Begin Records for this task

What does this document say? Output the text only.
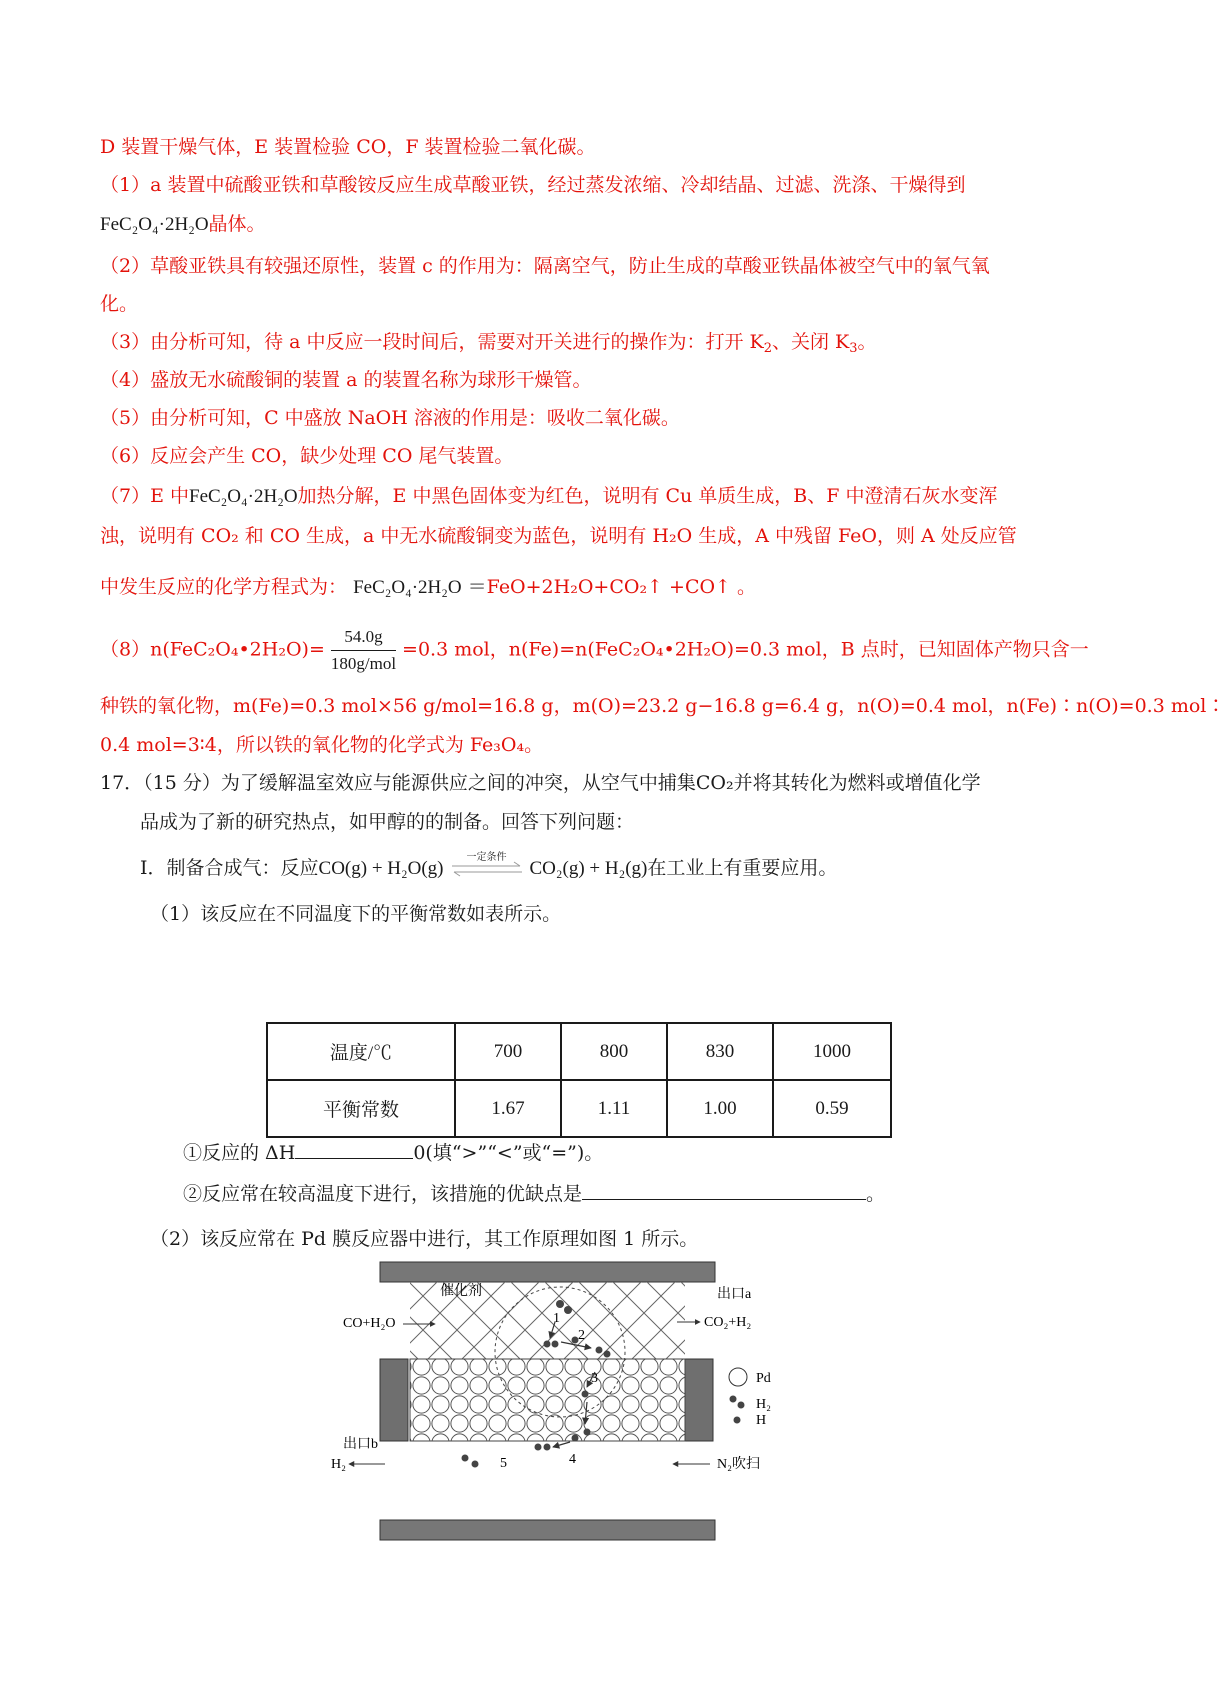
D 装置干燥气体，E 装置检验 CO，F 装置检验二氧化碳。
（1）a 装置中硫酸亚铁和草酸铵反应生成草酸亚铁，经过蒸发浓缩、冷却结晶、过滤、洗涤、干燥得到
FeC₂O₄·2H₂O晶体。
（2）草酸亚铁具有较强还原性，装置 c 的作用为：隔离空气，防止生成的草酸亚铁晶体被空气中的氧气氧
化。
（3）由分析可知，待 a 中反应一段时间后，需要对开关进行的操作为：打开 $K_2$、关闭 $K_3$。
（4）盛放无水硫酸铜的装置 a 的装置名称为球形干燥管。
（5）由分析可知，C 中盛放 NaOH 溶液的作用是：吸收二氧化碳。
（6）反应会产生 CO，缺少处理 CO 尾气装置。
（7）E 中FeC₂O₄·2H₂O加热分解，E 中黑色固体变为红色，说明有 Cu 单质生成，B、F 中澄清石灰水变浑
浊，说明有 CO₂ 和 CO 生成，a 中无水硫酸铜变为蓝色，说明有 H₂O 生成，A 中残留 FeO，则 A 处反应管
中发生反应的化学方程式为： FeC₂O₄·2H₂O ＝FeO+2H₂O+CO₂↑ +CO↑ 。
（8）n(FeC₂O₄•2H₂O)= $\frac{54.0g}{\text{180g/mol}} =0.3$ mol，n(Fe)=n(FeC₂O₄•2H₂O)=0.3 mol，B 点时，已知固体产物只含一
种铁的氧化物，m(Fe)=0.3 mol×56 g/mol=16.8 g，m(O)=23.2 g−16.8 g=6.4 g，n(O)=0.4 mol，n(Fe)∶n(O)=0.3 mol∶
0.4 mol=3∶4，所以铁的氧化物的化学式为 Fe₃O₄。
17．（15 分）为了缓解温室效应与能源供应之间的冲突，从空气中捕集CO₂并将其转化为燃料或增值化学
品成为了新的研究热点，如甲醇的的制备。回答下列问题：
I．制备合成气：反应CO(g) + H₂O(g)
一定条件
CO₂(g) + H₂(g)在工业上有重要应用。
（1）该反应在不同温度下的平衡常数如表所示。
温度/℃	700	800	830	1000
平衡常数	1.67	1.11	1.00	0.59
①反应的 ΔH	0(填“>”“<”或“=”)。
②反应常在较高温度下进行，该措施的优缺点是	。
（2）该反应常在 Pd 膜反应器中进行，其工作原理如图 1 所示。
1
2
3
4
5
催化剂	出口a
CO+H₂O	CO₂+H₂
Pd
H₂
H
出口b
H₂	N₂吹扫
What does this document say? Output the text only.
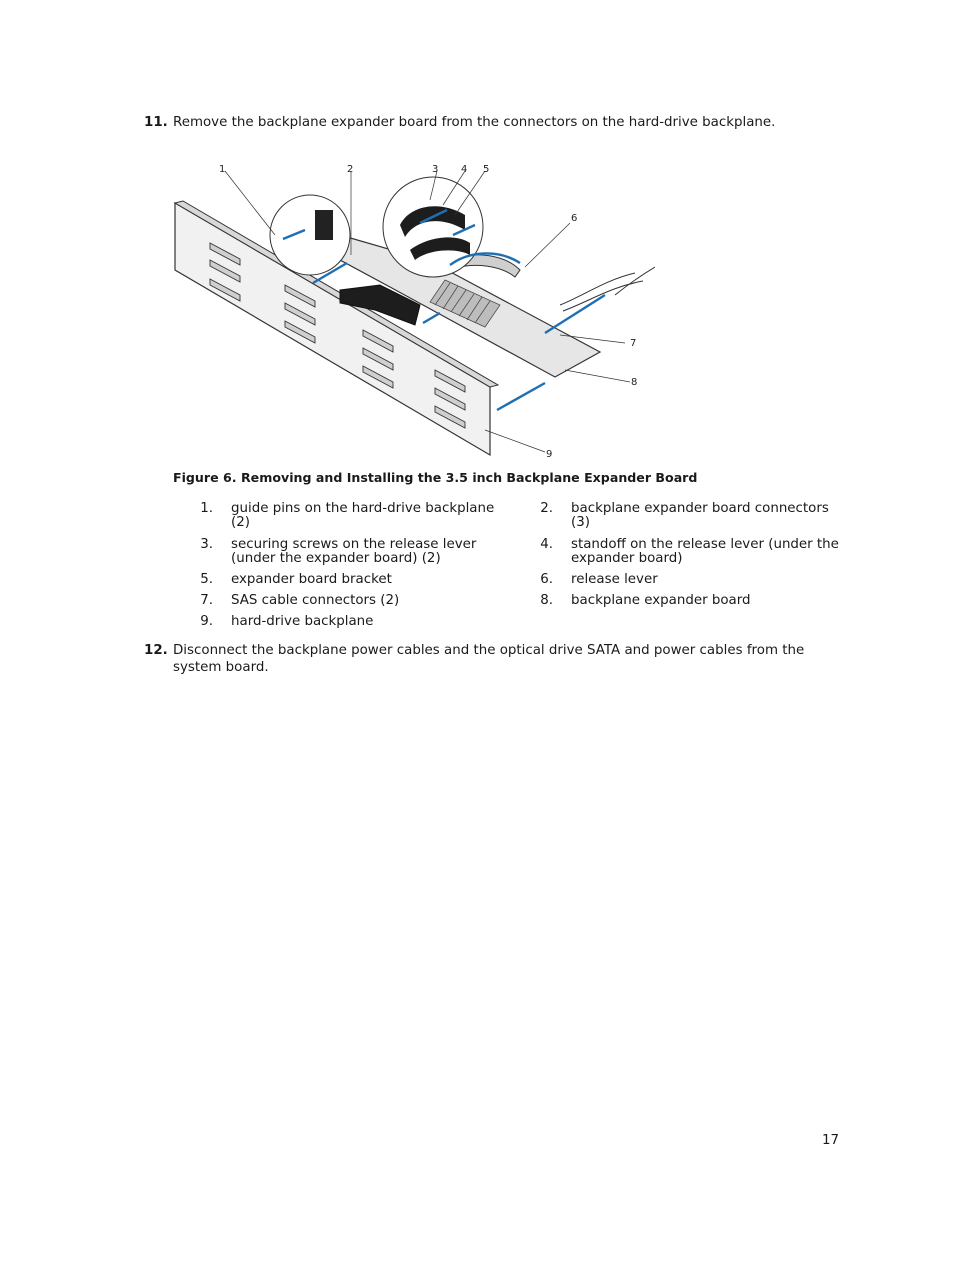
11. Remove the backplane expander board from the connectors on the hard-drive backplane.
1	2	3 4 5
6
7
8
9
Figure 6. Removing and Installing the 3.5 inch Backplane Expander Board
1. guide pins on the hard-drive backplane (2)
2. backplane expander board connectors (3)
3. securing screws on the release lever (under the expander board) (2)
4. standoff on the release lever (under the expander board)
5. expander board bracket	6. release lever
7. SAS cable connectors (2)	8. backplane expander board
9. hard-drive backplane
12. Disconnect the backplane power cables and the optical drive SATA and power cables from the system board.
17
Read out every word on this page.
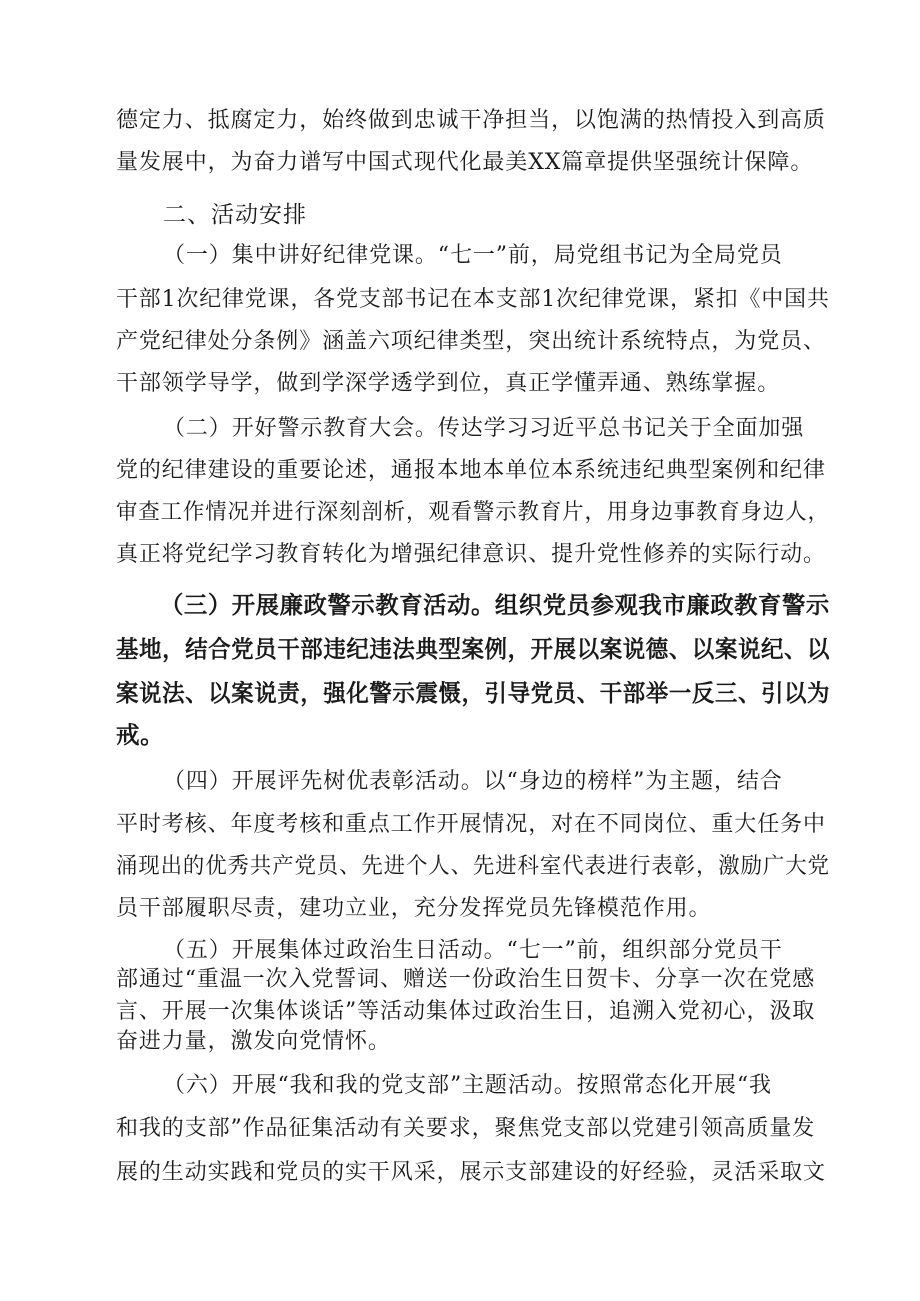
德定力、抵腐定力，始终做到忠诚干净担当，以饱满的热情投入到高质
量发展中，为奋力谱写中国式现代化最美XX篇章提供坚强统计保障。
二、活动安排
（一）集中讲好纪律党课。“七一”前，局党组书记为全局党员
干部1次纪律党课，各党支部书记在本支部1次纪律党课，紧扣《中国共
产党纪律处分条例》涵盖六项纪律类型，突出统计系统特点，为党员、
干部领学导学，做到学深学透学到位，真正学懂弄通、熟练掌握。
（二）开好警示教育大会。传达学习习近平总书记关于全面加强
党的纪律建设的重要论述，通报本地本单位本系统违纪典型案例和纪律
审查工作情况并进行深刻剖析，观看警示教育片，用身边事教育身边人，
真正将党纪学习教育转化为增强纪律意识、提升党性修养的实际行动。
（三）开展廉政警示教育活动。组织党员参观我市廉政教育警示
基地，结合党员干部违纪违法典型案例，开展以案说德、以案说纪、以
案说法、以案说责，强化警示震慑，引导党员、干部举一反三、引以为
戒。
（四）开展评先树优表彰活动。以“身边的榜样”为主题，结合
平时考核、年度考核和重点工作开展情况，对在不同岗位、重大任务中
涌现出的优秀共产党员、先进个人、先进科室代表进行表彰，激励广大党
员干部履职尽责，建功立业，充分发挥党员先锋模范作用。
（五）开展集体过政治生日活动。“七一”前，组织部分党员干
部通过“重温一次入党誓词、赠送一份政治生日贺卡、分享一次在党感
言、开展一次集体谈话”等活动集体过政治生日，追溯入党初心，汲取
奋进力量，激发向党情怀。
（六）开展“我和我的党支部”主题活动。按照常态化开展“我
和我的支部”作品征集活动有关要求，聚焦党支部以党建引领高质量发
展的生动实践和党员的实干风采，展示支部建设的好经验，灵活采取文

End Records for this task

What to produce: Of all the lines in the entries, how many contain the word "from"? Give only the number.

Expected output: 2